---------- Information supplied

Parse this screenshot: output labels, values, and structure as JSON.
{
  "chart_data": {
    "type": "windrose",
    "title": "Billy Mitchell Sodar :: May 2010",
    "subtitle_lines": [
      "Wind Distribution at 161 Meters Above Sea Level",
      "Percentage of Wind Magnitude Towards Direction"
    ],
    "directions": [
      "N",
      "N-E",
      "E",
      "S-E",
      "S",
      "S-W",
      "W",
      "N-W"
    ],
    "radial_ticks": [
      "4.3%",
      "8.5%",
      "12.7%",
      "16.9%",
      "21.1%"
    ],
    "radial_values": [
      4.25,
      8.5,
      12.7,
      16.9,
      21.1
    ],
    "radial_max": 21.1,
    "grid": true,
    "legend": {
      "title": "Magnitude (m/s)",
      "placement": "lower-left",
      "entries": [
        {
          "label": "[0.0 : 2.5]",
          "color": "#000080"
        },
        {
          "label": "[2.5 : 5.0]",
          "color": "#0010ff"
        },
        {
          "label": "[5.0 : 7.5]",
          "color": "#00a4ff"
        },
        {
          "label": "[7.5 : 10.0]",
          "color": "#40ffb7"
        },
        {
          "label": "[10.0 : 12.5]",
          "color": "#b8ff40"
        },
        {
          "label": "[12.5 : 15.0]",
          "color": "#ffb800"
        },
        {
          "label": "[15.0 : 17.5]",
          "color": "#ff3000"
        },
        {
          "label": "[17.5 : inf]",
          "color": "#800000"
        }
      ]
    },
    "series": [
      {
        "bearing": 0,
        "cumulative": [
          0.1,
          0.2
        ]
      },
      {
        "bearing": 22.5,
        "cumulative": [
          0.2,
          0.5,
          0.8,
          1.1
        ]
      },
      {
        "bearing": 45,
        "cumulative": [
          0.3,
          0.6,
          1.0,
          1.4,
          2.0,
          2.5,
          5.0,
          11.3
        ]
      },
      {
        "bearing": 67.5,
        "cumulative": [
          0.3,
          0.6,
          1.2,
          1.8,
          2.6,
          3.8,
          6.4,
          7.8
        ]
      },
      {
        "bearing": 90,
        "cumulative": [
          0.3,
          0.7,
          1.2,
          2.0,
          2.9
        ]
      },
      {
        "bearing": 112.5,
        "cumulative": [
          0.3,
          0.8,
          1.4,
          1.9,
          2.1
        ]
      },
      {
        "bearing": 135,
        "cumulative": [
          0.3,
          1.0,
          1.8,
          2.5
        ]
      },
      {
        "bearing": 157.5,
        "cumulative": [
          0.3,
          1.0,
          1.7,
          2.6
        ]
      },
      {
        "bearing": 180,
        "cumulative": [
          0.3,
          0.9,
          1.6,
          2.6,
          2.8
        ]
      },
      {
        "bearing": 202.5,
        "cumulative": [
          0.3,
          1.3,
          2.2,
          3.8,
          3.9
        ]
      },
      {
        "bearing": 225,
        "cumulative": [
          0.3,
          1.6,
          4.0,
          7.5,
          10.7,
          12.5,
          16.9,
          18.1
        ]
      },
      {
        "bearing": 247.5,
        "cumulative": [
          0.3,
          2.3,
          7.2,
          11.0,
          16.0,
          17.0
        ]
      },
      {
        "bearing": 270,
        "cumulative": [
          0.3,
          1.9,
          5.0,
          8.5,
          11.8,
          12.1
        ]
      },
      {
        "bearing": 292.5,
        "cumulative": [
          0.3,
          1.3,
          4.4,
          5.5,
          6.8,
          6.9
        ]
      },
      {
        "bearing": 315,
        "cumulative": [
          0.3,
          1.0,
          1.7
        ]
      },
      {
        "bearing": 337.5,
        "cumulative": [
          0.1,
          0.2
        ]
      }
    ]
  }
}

--------------------

Set problem.
Your task is to pick out every line with the string "Magnitude" and copy it.

Exercise response.
      "Percentage of Wind Magnitude Towards Direction"
      "title": "Magnitude (m/s)",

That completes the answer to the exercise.